- AIM -
All of the records below need to be copied exactly.

(Figure dataset records)
+++
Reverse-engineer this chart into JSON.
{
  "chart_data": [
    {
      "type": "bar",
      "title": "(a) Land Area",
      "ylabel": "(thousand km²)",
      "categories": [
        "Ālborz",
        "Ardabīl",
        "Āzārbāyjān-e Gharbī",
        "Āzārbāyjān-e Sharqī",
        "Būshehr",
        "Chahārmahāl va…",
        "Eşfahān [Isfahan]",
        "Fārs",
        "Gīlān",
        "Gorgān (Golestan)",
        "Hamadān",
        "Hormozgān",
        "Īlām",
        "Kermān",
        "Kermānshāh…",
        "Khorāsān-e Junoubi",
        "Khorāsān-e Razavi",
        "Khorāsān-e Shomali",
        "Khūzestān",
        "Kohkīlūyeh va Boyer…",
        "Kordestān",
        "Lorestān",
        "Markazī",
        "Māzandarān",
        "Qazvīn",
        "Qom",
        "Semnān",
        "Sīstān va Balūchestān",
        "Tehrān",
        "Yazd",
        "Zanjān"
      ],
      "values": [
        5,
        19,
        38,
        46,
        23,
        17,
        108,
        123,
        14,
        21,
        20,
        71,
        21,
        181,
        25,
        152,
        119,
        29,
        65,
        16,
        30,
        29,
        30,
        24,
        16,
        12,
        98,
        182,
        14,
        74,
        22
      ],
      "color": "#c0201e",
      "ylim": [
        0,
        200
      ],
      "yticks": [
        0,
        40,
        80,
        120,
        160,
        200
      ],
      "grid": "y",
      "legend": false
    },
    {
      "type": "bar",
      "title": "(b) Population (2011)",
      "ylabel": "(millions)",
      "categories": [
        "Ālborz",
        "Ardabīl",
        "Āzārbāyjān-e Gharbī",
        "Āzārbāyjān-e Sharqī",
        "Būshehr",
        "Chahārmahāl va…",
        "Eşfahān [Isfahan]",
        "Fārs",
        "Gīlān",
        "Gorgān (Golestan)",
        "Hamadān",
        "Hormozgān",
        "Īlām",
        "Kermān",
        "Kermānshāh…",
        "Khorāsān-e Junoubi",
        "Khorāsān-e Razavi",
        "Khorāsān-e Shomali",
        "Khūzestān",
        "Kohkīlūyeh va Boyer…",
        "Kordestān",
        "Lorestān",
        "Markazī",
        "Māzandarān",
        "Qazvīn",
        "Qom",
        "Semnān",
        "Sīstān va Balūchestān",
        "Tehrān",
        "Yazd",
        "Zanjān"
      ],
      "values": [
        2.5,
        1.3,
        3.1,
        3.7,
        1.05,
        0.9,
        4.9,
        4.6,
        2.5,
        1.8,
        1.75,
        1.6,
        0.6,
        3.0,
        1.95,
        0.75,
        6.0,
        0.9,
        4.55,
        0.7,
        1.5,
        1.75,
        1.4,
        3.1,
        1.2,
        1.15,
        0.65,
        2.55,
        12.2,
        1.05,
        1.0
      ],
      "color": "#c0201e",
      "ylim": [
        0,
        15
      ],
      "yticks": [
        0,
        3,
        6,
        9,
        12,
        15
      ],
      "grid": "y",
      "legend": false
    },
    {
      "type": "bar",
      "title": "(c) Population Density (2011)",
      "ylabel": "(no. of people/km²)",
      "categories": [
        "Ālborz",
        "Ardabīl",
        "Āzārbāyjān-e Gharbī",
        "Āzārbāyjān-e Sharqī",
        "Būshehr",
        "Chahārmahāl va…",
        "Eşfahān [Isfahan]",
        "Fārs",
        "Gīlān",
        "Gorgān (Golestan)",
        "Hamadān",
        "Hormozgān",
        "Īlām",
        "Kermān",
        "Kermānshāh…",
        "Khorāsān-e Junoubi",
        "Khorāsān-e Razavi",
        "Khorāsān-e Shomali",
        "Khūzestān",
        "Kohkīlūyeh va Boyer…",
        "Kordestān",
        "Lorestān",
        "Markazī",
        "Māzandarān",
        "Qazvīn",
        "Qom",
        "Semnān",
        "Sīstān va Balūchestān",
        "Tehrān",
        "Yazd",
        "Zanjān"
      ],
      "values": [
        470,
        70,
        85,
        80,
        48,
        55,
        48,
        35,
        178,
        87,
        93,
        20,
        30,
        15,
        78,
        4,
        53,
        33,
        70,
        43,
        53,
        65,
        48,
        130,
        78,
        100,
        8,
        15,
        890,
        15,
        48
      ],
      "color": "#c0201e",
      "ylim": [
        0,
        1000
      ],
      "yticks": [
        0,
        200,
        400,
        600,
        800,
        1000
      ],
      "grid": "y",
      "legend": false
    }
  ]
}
+++
- RESULT -
Reverse-engineer this chart into JSON.
{
  "chart_data": [
    {
      "type": "bar",
      "title": "(a) Land Area",
      "ylabel": "(thousand km²)",
      "categories": [
        "Ālborz",
        "Ardabīl",
        "Āzārbāyjān-e Gharbī",
        "Āzārbāyjān-e Sharqī",
        "Būshehr",
        "Chahārmahāl va…",
        "Eşfahān [Isfahan]",
        "Fārs",
        "Gīlān",
        "Gorgān (Golestan)",
        "Hamadān",
        "Hormozgān",
        "Īlām",
        "Kermān",
        "Kermānshāh…",
        "Khorāsān-e Junoubi",
        "Khorāsān-e Razavi",
        "Khorāsān-e Shomali",
        "Khūzestān",
        "Kohkīlūyeh va Boyer…",
        "Kordestān",
        "Lorestān",
        "Markazī",
        "Māzandarān",
        "Qazvīn",
        "Qom",
        "Semnān",
        "Sīstān va Balūchestān",
        "Tehrān",
        "Yazd",
        "Zanjān"
      ],
      "values": [
        5,
        19,
        38,
        46,
        23,
        17,
        108,
        123,
        14,
        21,
        20,
        71,
        21,
        181,
        25,
        152,
        119,
        29,
        65,
        16,
        30,
        29,
        30,
        24,
        16,
        12,
        98,
        182,
        14,
        74,
        22
      ],
      "color": "#c0201e",
      "ylim": [
        0,
        200
      ],
      "yticks": [
        0,
        40,
        80,
        120,
        160,
        200
      ],
      "grid": "y",
      "legend": false
    },
    {
      "type": "bar",
      "title": "(b) Population (2011)",
      "ylabel": "(millions)",
      "categories": [
        "Ālborz",
        "Ardabīl",
        "Āzārbāyjān-e Gharbī",
        "Āzārbāyjān-e Sharqī",
        "Būshehr",
        "Chahārmahāl va…",
        "Eşfahān [Isfahan]",
        "Fārs",
        "Gīlān",
        "Gorgān (Golestan)",
        "Hamadān",
        "Hormozgān",
        "Īlām",
        "Kermān",
        "Kermānshāh…",
        "Khorāsān-e Junoubi",
        "Khorāsān-e Razavi",
        "Khorāsān-e Shomali",
        "Khūzestān",
        "Kohkīlūyeh va Boyer…",
        "Kordestān",
        "Lorestān",
        "Markazī",
        "Māzandarān",
        "Qazvīn",
        "Qom",
        "Semnān",
        "Sīstān va Balūchestān",
        "Tehrān",
        "Yazd",
        "Zanjān"
      ],
      "values": [
        2.5,
        1.3,
        3.1,
        3.7,
        1.05,
        0.9,
        4.9,
        4.6,
        2.5,
        1.8,
        1.75,
        1.6,
        0.6,
        3.0,
        1.95,
        0.75,
        6.0,
        0.9,
        4.55,
        0.7,
        1.5,
        1.75,
        1.4,
        3.1,
        1.2,
        1.15,
        0.65,
        2.55,
        12.2,
        1.05,
        1.0
      ],
      "color": "#c0201e",
      "ylim": [
        0,
        15
      ],
      "yticks": [
        0,
        3,
        6,
        9,
        12,
        15
      ],
      "grid": "y",
      "legend": false
    },
    {
      "type": "bar",
      "title": "(c) Population Density (2011)",
      "ylabel": "(no. of people/km²)",
      "categories": [
        "Ālborz",
        "Ardabīl",
        "Āzārbāyjān-e Gharbī",
        "Āzārbāyjān-e Sharqī",
        "Būshehr",
        "Chahārmahāl va…",
        "Eşfahān [Isfahan]",
        "Fārs",
        "Gīlān",
        "Gorgān (Golestan)",
        "Hamadān",
        "Hormozgān",
        "Īlām",
        "Kermān",
        "Kermānshāh…",
        "Khorāsān-e Junoubi",
        "Khorāsān-e Razavi",
        "Khorāsān-e Shomali",
        "Khūzestān",
        "Kohkīlūyeh va Boyer…",
        "Kordestān",
        "Lorestān",
        "Markazī",
        "Māzandarān",
        "Qazvīn",
        "Qom",
        "Semnān",
        "Sīstān va Balūchestān",
        "Tehrān",
        "Yazd",
        "Zanjān"
      ],
      "values": [
        470,
        70,
        85,
        80,
        48,
        55,
        48,
        35,
        178,
        87,
        93,
        20,
        30,
        15,
        78,
        4,
        53,
        33,
        70,
        43,
        53,
        65,
        48,
        130,
        78,
        100,
        8,
        15,
        890,
        15,
        48
      ],
      "color": "#c0201e",
      "ylim": [
        0,
        1000
      ],
      "yticks": [
        0,
        200,
        400,
        600,
        800,
        1000
      ],
      "grid": "y",
      "legend": false
    }
  ]
}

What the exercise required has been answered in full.